GIVEN ENTRIES
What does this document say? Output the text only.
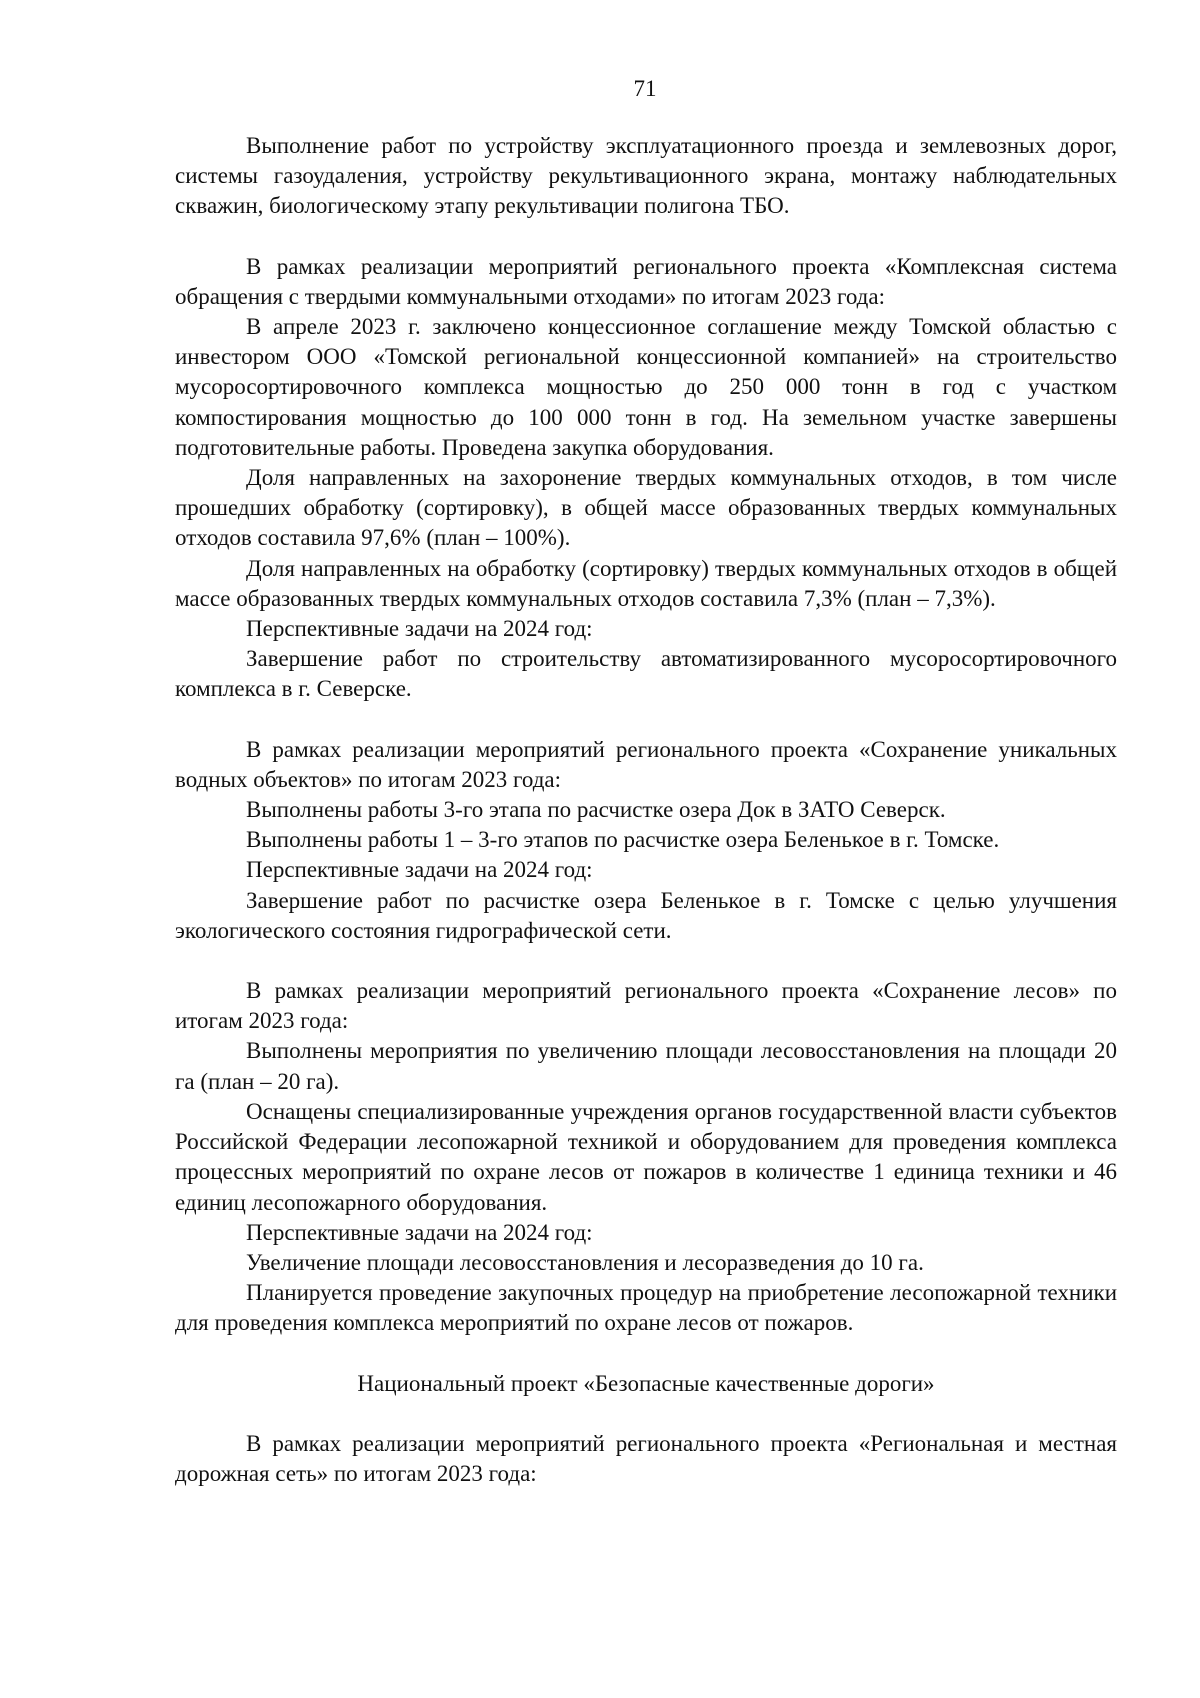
71

Выполнение работ по устройству эксплуатационного проезда и землевозных дорог, системы газоудаления, устройству рекультивационного экрана, монтажу наблюдательных скважин, биологическому этапу рекультивации полигона ТБО.

В рамках реализации мероприятий регионального проекта «Комплексная система обращения с твердыми коммунальными отходами» по итогам 2023 года:

В апреле 2023 г. заключено концессионное соглашение между Томской областью с инвестором ООО «Томской региональной концессионной компанией» на строительство мусоросортировочного комплекса мощностью до 250 000 тонн в год с участком компостирования мощностью до 100 000 тонн в год. На земельном участке завершены подготовительные работы. Проведена закупка оборудования.

Доля направленных на захоронение твердых коммунальных отходов, в том числе прошедших обработку (сортировку), в общей массе образованных твердых коммунальных отходов составила 97,6% (план – 100%).

Доля направленных на обработку (сортировку) твердых коммунальных отходов в общей массе образованных твердых коммунальных отходов составила 7,3% (план – 7,3%).

Перспективные задачи на 2024 год:

Завершение работ по строительству автоматизированного мусоросортировочного комплекса в г. Северске.

В рамках реализации мероприятий регионального проекта «Сохранение уникальных водных объектов» по итогам 2023 года:

Выполнены работы 3-го этапа по расчистке озера Док в ЗАТО Северск.

Выполнены работы 1 – 3-го этапов по расчистке озера Беленькое в г. Томске.

Перспективные задачи на 2024 год:

Завершение работ по расчистке озера Беленькое в г. Томске с целью улучшения экологического состояния гидрографической сети.

В рамках реализации мероприятий регионального проекта «Сохранение лесов» по итогам 2023 года:

Выполнены мероприятия по увеличению площади лесовосстановления на площади 20 га (план – 20 га).

Оснащены специализированные учреждения органов государственной власти субъектов Российской Федерации лесопожарной техникой и оборудованием для проведения комплекса процессных мероприятий по охране лесов от пожаров в количестве 1 единица техники и 46 единиц лесопожарного оборудования.

Перспективные задачи на 2024 год:

Увеличение площади лесовосстановления и лесоразведения до 10 га.

Планируется проведение закупочных процедур на приобретение лесопожарной техники для проведения комплекса мероприятий по охране лесов от пожаров.

Национальный проект «Безопасные качественные дороги»

В рамках реализации мероприятий регионального проекта «Региональная и местная дорожная сеть» по итогам 2023 года:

TASK REQUIREMENTS
Reproduce every line above as written, skipping pictures.

EXERCISE RESPONSE
What does this document say? Output the text only.
71

Выполнение работ по устройству эксплуатационного проезда и землевозных дорог, системы газоудаления, устройству рекультивационного экрана, монтажу наблюдательных скважин, биологическому этапу рекультивации полигона ТБО.

В рамках реализации мероприятий регионального проекта «Комплексная система обращения с твердыми коммунальными отходами» по итогам 2023 года:

В апреле 2023 г. заключено концессионное соглашение между Томской областью с инвестором ООО «Томской региональной концессионной компанией» на строительство мусоросортировочного комплекса мощностью до 250 000 тонн в год с участком компостирования мощностью до 100 000 тонн в год. На земельном участке завершены подготовительные работы. Проведена закупка оборудования.

Доля направленных на захоронение твердых коммунальных отходов, в том числе прошедших обработку (сортировку), в общей массе образованных твердых коммунальных отходов составила 97,6% (план – 100%).

Доля направленных на обработку (сортировку) твердых коммунальных отходов в общей массе образованных твердых коммунальных отходов составила 7,3% (план – 7,3%).

Перспективные задачи на 2024 год:

Завершение работ по строительству автоматизированного мусоросортировочного комплекса в г. Северске.

В рамках реализации мероприятий регионального проекта «Сохранение уникальных водных объектов» по итогам 2023 года:

Выполнены работы 3-го этапа по расчистке озера Док в ЗАТО Северск.

Выполнены работы 1 – 3-го этапов по расчистке озера Беленькое в г. Томске.

Перспективные задачи на 2024 год:

Завершение работ по расчистке озера Беленькое в г. Томске с целью улучшения экологического состояния гидрографической сети.

В рамках реализации мероприятий регионального проекта «Сохранение лесов» по итогам 2023 года:

Выполнены мероприятия по увеличению площади лесовосстановления на площади 20 га (план – 20 га).

Оснащены специализированные учреждения органов государственной власти субъектов Российской Федерации лесопожарной техникой и оборудованием для проведения комплекса процессных мероприятий по охране лесов от пожаров в количестве 1 единица техники и 46 единиц лесопожарного оборудования.

Перспективные задачи на 2024 год:

Увеличение площади лесовосстановления и лесоразведения до 10 га.

Планируется проведение закупочных процедур на приобретение лесопожарной техники для проведения комплекса мероприятий по охране лесов от пожаров.

Национальный проект «Безопасные качественные дороги»

В рамках реализации мероприятий регионального проекта «Региональная и местная дорожная сеть» по итогам 2023 года:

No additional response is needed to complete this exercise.